Please state how many lines in the records contain the string "İletişim", with no words besides the number.

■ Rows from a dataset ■
━━━━━━━━━━━━━━━━━━━━━━━━━━━━━━
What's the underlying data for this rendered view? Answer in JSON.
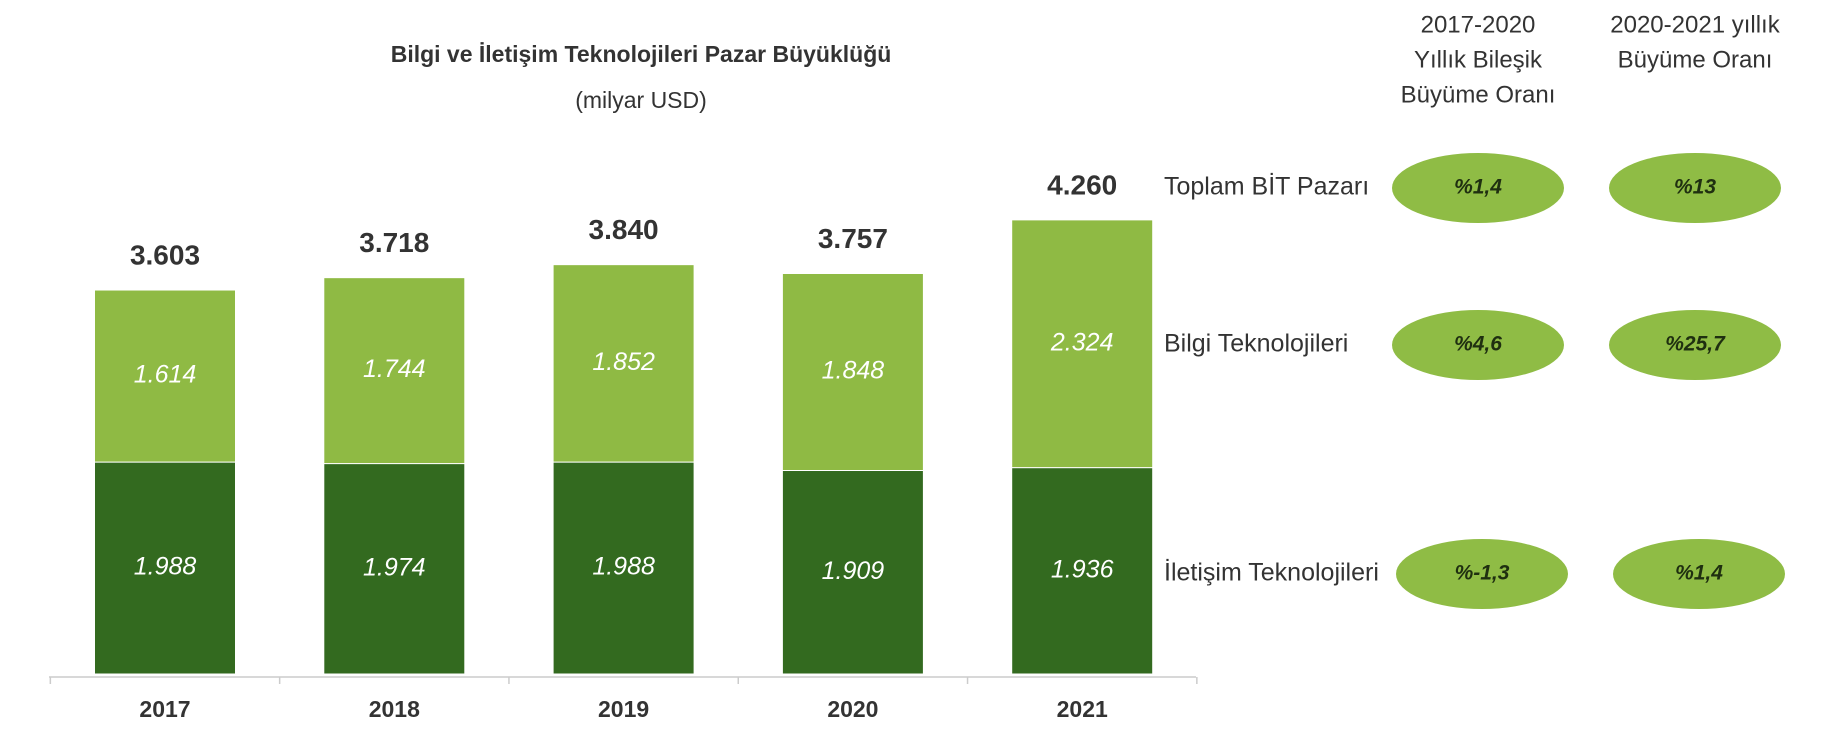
{
  "chart_data": {
    "type": "stacked_bar",
    "title": "Bilgi ve İletişim Teknolojileri Pazar Büyüklüğü",
    "subtitle": "(milyar USD)",
    "categories": [
      "2017",
      "2018",
      "2019",
      "2020",
      "2021"
    ],
    "series": [
      {
        "name": "İletişim Teknolojileri",
        "color": "#336a1f",
        "values": [
          1988,
          1974,
          1988,
          1909,
          1936
        ],
        "value_labels": [
          "1.988",
          "1.974",
          "1.988",
          "1.909",
          "1.936"
        ]
      },
      {
        "name": "Bilgi Teknolojileri",
        "color": "#8fba44",
        "values": [
          1614,
          1744,
          1852,
          1848,
          2324
        ],
        "value_labels": [
          "1.614",
          "1.744",
          "1.852",
          "1.848",
          "2.324"
        ]
      }
    ],
    "totals": {
      "name": "Toplam BİT Pazarı",
      "values": [
        3603,
        3718,
        3840,
        3757,
        4260
      ],
      "value_labels": [
        "3.603",
        "3.718",
        "3.840",
        "3.757",
        "4.260"
      ]
    },
    "growth": {
      "headers": [
        [
          "2017-2020",
          "Yıllık Bileşik",
          "Büyüme Oranı"
        ],
        [
          "2020-2021 yıllık",
          "Büyüme Oranı"
        ]
      ],
      "rows": [
        {
          "label": "Toplam BİT Pazarı",
          "values": [
            "%1,4",
            "%13"
          ]
        },
        {
          "label": "Bilgi Teknolojileri",
          "values": [
            "%4,6",
            "%25,7"
          ]
        },
        {
          "label": "İletişim Teknolojileri",
          "values": [
            "%-1,3",
            "%1,4"
          ]
        }
      ],
      "color": "#8fbc45"
    }
  }
}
━━━━━━━━━━━━━━━━━━━━━━━━━━━━━━
■ Solution to this task ■
3